▶ _Aufgaben_:
- 1) Nennen Sie alle Länder, die laut dem Lesetext über Merkels Europawahlkampf in Kroatien ebenfalls den EU-Beitritt anstreben.
- 2) Beantworten Sie anhand des Lesetextes über Merkels Europawahlkampf in Kroatien:
(a) Wann und wo findet die Abschlusskundgebung von CDU und CSU statt?
(b) In welchem Jahr ist Kroatien der EU beigetreten?
(c) An welchem Tag wies Merkel die Spekulationen über ein europäisches Führungsamt zurück?
- 3) Schreiben Sie bitte den Lesetext über Merkels Europawahlkampf in Kroatien im Anschluss an seinen letzten Satz weiter.

▶ _Lesetext_:
===============
Merkels Europawahlkampf in Kroatien
Bundeskanzlerin Angela Merkel (CDU) absolviert am Samstag ihren ersten Auftritt im Europawahlkampf. Zusammen mit dem EVP-Spitzenkandidaten Manfred Weber (CSU) und Kroatiens Ministerpräsident Andrej Plenkovic nimmt Merkel an der Abschlussveranstaltung der kroatischen Regierungspartei HDZ zur Europawahl in Zagreb teil.
Es ist der erste von nur zwei Wahlkampfauftritten der Kanzlerin im Europawahlkampf. Einziger weiterer Termin ist die Abschlusskundgebung von CDU und CSU am 24. Mai in München.
CDU-Kreise erklärten die Zurückhaltung der Kanzlerin mit ihrem Verzicht auf den Parteivorsitz im Dezember. Demnach will Merkel nicht mehr an reinen CDU-Veranstaltungen teilnehmen, sondern nur noch an Kundgebungen mit ausländischen Staats- und Regierungschefs, wie es in München und Zagreb der Fall ist. Spekulationen, wonach Merkel nach ihrer Kanzlerschaft ein Führungsamt auf europäischer Ebene anstrebe, erteilte sie am Donnerstag eine klare Absage.
Die Spekulationen waren aufgekommen, weil die Kanzlerin in einem Interview von ihrer Sorge um Europa und einem daraus erwachsenen „gesteigerten Gefühl der Verantwortung“ gesprochen hatte.
Dass Merkel ausgerechnet in Zagreb ihren einzigen Wahlkampfauftritt im Ausland hat, ist insofern interessant, als dass Kroatien in vielerlei Hinsicht exemplarisch für die Chancen und Herausforderungen der EU in Osteuropa steht.
Die damalige Bundesregierung hatte während des Jugoslawienkonflikts die Anerkennung Kroatiens und Sloweniens vehement vorangetrieben. Auch bei der EU-Osterweiterung nahm Deutschland eine führende Rolle ein. Kroatien ist 2013 als bisher letztes EU-Mitglied der Staatengemeinschaft beigetreten. Außer Slowenien ist es das einzige Land des ehemaligen Jugoslawiens, das die strengen Aufnahmekriterien bisher erfüllen konnte. Serbien, Bosnien-Herzegowina, Nordmazedonien, Montenegro und der Kosovo streben den Beitritt ebenfalls an.
===============
▶ _Vorliegende Daten_:
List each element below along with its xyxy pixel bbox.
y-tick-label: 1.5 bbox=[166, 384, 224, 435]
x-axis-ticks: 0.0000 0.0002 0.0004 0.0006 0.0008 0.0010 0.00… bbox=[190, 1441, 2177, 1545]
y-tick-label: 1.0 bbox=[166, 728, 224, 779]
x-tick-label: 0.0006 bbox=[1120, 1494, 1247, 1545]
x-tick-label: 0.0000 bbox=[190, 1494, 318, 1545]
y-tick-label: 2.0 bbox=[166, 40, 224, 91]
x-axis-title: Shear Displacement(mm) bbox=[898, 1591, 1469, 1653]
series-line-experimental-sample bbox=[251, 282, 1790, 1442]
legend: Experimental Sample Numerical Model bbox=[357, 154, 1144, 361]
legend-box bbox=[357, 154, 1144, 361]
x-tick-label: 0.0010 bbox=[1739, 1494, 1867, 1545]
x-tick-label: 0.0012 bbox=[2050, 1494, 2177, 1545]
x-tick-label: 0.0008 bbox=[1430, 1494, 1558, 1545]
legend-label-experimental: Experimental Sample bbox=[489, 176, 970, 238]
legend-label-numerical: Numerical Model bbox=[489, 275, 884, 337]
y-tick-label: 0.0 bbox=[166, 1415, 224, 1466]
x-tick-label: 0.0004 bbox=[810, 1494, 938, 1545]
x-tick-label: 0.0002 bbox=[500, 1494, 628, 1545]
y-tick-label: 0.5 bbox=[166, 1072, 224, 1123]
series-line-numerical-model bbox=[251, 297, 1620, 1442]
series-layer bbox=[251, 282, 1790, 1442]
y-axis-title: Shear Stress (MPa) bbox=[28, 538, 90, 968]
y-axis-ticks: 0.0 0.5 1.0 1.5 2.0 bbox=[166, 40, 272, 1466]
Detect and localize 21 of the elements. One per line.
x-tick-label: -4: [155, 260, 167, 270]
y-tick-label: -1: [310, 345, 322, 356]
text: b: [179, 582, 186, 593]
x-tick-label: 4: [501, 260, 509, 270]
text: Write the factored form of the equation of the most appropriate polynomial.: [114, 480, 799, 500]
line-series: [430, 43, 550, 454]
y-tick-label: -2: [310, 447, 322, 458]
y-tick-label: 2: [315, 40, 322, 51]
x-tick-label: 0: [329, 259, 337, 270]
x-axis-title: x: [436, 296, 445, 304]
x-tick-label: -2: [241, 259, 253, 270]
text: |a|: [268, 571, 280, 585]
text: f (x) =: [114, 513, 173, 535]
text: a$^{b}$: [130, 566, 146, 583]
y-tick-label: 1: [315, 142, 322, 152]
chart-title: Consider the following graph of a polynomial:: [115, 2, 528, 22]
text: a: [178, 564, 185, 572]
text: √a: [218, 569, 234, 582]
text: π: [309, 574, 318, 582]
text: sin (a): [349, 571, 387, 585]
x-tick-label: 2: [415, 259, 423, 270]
===============
▶ _Lösungen_:
- 1) Serbien, Bosnien-Herzegowina, Nordmazedonien, Montenegro, Kosovo

- 2)
(a) Am 24. Mai in München
(b) 2013
(c) Am Donnerstag

- 3)
Beim Westbalkan-Treffen Ende April in Berlin hatte Merkel hervorgehoben, dass „wir uns der europäischen Perspektive des westlichen Balkans verpflichtet fühlen“ und die Stabilität der Region in Deutschlands und Frankreichs „eigenem Interesse“ liege.
Aufgrund seiner Lage ist Kroatien zudem ein wichtiger Anlaufpunkt für Migranten, die über die sogenannte Balkanroute in die EU gelangen wollen. Brüssel stellt dem Land deswegen erhebliche Mittel für die Grenzsicherheit zur Verfügung. Im vergangenen Jahr versuchten mehr als 8000 Einwanderer illegal ins Land zu kommen. Bundeskanzlerin Merkel hat nicht nur in Deutschland, sondern auch in Osteuropa viel Kritik für ihre Flüchtlingspolitik in den Jahren 2015 und 2016 einstecken müssen.
Merkels Wahlkampfauftritt findet zudem vor dem Hintergrund wachsender Spannungen innerhalb der EU statt. Nicht zuletzt viele osteuropäische Länder sind mit den Institutionen in Brüssel über Kreuz. Während die EU Ländern wie Ungarn, Rumänien oder Polen Versäumnisse in der Rechtsstaatlichkeit vorwirft, sehen einige ost- und südosteuropäische Länder – immerhin fast die Hälfte der Mitgliedstaaten – ihre Standpunkte in Brüssel unterrepräsentiert.
CDU und CSU hatten ihren Wahlkampf vor zweieinhalb Wochen in Münster gestartet. Die Schwesterparteien treten erstmals mit einem gemeinsamen Wahlprogramm an. Umfragen lassen vor der Wahl Ende Mai in vielen EU-Staaten ein starkes Abschneiden von europakritischen Kräften erwarten. (afp)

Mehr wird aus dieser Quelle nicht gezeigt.